Paul van Haver aka Stromae kannte seinen eigenen Vater nicht gut. Der Architekt kehrte wieder in seine Heimat, das ostafrikanische Ruanda, zurück, wo er in den 1990er Jahren im Bürgerkrieg umkam. Pauls Mutter, Miranda van Haver, erzog ihre fünf Kinder alleine. Sie arbeitete in der Verwaltung und jobbte nebenbei noch als Kellnerin. Wann immer es ging, schnallten sich die van Havers ihre Rucksäcke um und gingen auf Reisen. Frau van Haver wollte, dass ihre Kinder ein wenig von der Welt kennenlernten. So begann Pauls Liebe zu Musik aus aller Welt auch schon früh.

Am letzten Stromae-Album gab es etwa eine Hommage an Cesaria Evora, die große Sängerin von den westafrikanischen Kap Verde Inseln. Stromae war ihr vor ihrem Tod noch begegnet, eine Begegnung, die ihn tief berührte, also machte er daraus eine Art „gegrüßt seist du Cesaria“ - mit wortgewandtem, tiefsinnigem Text und unwiderstehlich einladender Musik dazu. Letztere klingt bei Stromae oft recht fröhlich, meist ist der Text jedoch weniger fröhlich. Stromae ist ein Meister dieser Dualität. Aber man muss die Lyrics von Stromae auch gar nicht verstehen, wenn man des Französischen nicht mächtig ist, man spürt seine Songs und ihre Messages auf eine Weise trotzdem.

Stromae 2022

Michael Ferire

„Multitude“ von Stromae ist am 4.3.2022 bei Universal erschienen.

Stromae unternahm einmal den Versuch, auf Englisch zu texten, aber, so findet dieser höfliche und bescheidene Künstler, er könne die Sprache dazu nicht gut genug. Französisch ist seine Muttersprache und in ihr fühlt er sich am wohlsten. Auch Spanisch kann Stromae, aber, wieder meint er, nicht so gut, dass er diese Sprache für Songtexte verwenden würde. Aber es gibt viele Sounds aus Südamerika, eingewoben in seine neuen Songs, etwa bei „Santé“, einem Track, der unter anderem inspiriert ist von Cumbia, einer Musikrichtung aus Kolumbien, die wiederum inspiriert ist von afrikanischer Musik.

Schlaginstrumente und Flöten sind die Essenz des Cumbia, aber die moderne Version verwendet dazu auch Saxofone, Hörner, Keyboards und Synthesizer. Inhaltlich handelt Stromaes „Santé“ von den hart arbeitenden Menschen, die nicht viel Geld verdienen, die arbeiten, während andere feiern. Rosa ist so eine, sie war Stromaes Haushälterin, hat aufgeräumt, wenn er mit Freund*innen Party gemacht hatte.

Der Argentinier Juan Paio machte die Musik zu „Santé“, er mixt Cumbia mit Reggaeton, ebenfalls ein lateinamerikanischer Musikstil, was einen ganz eigenen Groove ergibt. Der Brite Moon Willis machte die finale Produktion. Beide schickten ihre Vorschläge erst an Stromae und dieser wiederum schickte zusätzliche Ideen zurück.
::::::::::
§ **Gestellte Aufgabe**
Geben Sie aus dem Textauszug über Stromae die Stelle wortgetreu wieder, die mit „Am letzten Stromae-Album“ einsetzt und sich bis einschließlich „bei Universal erschienen.“ fortsetzt.

§ **Gespeicherte Daten**
::::::::::
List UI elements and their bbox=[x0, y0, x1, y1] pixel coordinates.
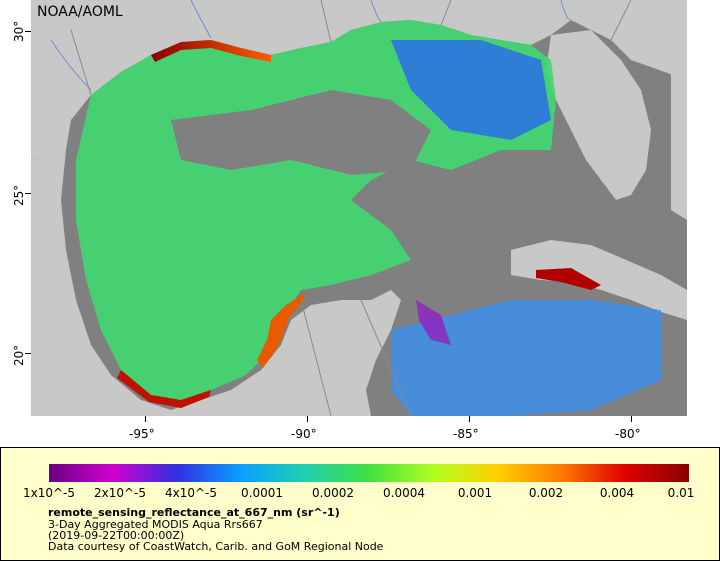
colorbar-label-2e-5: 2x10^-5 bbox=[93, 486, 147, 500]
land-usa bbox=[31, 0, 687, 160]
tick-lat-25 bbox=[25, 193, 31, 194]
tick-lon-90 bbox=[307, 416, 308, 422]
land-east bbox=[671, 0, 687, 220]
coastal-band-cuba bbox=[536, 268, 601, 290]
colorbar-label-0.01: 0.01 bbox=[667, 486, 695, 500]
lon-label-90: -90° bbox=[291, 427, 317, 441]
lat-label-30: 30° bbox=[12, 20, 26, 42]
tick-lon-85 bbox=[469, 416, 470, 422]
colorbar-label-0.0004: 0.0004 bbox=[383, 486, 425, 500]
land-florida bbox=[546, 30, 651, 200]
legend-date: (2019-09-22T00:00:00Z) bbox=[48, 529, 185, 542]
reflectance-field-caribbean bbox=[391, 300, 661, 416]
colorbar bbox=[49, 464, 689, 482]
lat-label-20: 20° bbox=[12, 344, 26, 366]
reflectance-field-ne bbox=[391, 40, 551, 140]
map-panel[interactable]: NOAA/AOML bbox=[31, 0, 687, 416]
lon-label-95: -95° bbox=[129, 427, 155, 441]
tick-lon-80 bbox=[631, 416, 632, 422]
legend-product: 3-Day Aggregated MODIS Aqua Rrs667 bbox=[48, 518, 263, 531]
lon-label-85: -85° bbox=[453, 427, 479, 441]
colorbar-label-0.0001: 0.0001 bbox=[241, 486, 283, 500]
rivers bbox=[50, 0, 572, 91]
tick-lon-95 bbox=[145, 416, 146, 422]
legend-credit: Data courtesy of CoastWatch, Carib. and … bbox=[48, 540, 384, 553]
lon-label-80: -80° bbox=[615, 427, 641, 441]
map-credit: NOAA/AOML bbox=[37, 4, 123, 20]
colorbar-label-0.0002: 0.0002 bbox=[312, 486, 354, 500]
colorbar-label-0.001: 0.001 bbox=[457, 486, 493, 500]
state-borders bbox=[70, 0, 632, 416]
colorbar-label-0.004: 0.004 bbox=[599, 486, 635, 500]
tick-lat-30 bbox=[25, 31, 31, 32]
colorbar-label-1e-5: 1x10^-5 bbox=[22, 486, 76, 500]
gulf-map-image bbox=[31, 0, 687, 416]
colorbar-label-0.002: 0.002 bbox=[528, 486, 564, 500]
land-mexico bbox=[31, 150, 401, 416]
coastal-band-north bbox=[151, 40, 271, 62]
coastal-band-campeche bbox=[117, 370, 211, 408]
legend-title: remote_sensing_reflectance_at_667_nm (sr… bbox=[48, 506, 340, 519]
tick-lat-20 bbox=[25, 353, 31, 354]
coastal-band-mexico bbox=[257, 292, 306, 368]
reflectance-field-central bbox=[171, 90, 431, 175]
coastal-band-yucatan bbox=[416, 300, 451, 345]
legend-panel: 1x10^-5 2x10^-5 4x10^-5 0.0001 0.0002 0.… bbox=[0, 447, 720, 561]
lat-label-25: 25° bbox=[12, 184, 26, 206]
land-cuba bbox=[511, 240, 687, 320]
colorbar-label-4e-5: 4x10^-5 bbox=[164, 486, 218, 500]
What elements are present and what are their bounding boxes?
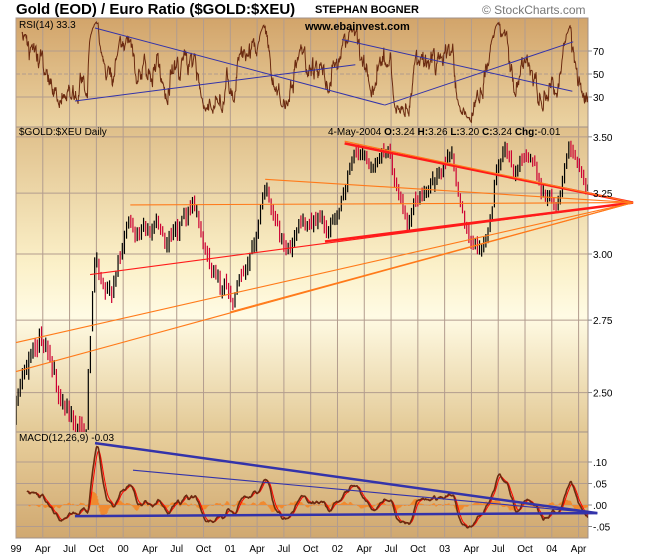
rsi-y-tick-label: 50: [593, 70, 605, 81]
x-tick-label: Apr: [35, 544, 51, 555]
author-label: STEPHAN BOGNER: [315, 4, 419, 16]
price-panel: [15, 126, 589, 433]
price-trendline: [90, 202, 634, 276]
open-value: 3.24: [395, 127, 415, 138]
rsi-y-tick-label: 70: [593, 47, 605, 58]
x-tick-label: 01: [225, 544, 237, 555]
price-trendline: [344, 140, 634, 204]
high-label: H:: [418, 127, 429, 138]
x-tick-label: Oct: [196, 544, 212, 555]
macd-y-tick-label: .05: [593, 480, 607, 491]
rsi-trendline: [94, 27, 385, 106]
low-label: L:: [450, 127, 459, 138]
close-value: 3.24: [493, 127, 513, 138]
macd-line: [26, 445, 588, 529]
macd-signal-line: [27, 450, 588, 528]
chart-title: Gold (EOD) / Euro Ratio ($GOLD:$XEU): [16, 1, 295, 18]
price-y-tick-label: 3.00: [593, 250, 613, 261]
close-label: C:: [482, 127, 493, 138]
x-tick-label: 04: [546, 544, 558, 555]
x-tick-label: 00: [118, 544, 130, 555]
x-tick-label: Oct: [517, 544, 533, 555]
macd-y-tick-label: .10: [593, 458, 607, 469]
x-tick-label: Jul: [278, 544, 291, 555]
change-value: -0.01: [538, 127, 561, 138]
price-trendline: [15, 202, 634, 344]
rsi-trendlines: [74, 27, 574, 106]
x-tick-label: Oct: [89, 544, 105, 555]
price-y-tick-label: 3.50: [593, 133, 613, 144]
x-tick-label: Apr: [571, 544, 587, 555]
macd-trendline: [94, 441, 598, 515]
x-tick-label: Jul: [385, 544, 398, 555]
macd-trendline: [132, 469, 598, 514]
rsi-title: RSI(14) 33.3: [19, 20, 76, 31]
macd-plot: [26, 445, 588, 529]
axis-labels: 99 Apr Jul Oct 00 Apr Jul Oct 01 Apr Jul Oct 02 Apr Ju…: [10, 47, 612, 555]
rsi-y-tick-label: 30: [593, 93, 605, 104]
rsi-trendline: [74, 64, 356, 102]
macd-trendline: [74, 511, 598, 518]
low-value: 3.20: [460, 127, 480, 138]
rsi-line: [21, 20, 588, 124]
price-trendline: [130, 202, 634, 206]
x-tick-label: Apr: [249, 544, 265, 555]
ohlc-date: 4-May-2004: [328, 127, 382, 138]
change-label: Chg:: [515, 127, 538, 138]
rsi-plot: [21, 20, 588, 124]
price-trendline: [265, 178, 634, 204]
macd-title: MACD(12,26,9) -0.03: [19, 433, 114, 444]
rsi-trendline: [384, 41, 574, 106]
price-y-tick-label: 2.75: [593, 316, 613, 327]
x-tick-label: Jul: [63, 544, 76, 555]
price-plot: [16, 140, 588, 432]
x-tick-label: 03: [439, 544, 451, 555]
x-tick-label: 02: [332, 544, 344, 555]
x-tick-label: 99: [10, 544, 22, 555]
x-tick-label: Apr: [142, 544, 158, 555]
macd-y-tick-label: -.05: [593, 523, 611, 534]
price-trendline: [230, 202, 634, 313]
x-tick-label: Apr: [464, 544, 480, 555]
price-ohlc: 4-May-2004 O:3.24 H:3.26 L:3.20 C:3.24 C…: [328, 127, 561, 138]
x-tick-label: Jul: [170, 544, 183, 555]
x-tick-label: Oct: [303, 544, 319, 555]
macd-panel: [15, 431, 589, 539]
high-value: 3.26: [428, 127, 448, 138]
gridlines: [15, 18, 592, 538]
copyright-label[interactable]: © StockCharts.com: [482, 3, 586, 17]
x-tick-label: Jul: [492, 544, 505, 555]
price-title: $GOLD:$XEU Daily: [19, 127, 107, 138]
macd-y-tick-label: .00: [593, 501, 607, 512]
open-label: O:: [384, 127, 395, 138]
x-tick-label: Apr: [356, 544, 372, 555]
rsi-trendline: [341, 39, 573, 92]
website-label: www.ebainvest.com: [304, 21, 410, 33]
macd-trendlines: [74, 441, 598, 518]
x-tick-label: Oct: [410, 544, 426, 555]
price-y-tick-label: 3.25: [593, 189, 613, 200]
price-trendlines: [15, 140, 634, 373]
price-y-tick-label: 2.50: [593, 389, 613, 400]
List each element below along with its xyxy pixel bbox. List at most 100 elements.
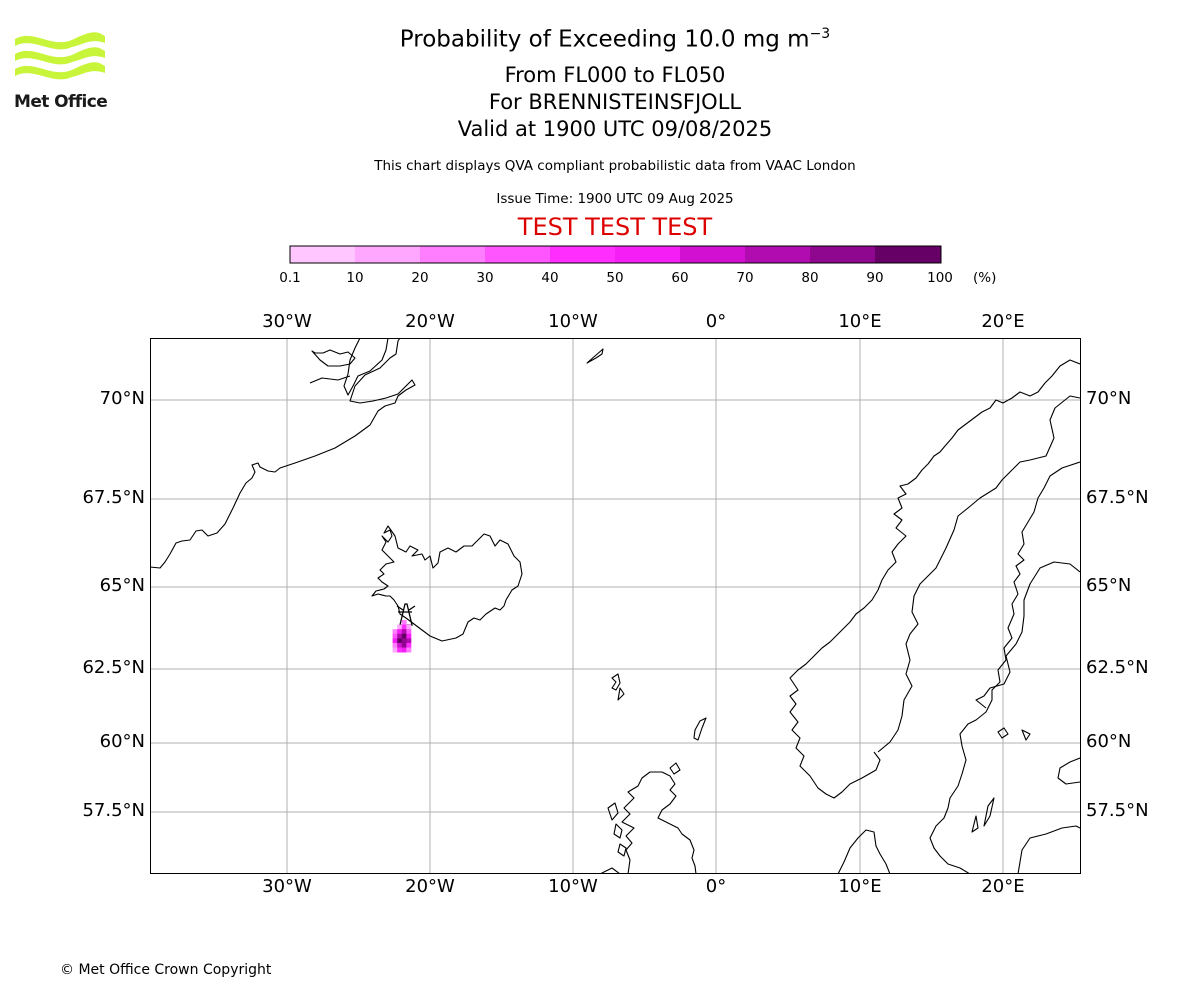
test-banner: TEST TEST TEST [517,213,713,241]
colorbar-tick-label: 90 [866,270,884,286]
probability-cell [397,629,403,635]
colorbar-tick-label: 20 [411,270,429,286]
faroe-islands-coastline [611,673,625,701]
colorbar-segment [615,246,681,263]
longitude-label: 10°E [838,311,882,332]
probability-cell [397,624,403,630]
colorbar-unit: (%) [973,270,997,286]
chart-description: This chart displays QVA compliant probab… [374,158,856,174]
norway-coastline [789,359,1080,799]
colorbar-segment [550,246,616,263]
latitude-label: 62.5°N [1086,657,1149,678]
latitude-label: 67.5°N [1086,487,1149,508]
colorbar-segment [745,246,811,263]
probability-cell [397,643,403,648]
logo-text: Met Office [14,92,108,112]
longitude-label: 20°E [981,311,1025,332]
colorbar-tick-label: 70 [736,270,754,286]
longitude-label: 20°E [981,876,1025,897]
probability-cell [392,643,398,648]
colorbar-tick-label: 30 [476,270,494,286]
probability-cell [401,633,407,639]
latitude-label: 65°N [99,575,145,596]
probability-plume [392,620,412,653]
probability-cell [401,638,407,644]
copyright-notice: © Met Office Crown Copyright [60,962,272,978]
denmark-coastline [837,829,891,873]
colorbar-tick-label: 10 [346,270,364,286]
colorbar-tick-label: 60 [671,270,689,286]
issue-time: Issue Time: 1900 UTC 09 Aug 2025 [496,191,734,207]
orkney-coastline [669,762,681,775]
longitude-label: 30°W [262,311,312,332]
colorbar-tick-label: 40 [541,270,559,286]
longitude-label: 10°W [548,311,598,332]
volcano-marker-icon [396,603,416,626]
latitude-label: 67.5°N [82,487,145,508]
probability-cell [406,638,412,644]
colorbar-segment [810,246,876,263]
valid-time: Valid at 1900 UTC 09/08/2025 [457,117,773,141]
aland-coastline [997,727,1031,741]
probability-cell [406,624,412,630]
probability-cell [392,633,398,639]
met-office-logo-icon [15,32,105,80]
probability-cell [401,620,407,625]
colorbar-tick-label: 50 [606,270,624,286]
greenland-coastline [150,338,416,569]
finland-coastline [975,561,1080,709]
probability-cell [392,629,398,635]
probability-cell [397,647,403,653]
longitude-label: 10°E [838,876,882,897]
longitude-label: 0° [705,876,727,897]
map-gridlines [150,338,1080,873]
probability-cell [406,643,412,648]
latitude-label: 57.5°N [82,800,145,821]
::::::::::
§ **Erwartete Antwort**
Am letzten Stromae-Album gab es etwa eine Hommage an Cesaria Evora, die große Sängerin von den westafrikanischen Kap Verde Inseln. Stromae war ihr vor ihrem Tod noch begegnet, eine Begegnung, die ihn tief berührte, also machte er daraus eine Art „gegrüßt seist du Cesaria“ - mit wortgewandtem, tiefsinnigem Text und unwiderstehlich einladender Musik dazu. Letztere klingt bei Stromae oft recht fröhlich, meist ist der Text jedoch weniger fröhlich. Stromae ist ein Meister dieser Dualität. Aber man muss die Lyrics von Stromae auch gar nicht verstehen, wenn man des Französischen nicht mächtig ist, man spürt seine Songs und ihre Messages auf eine Weise trotzdem.

Stromae 2022

Michael Ferire

„Multitude“ von Stromae ist am 4.3.2022 bei Universal erschienen.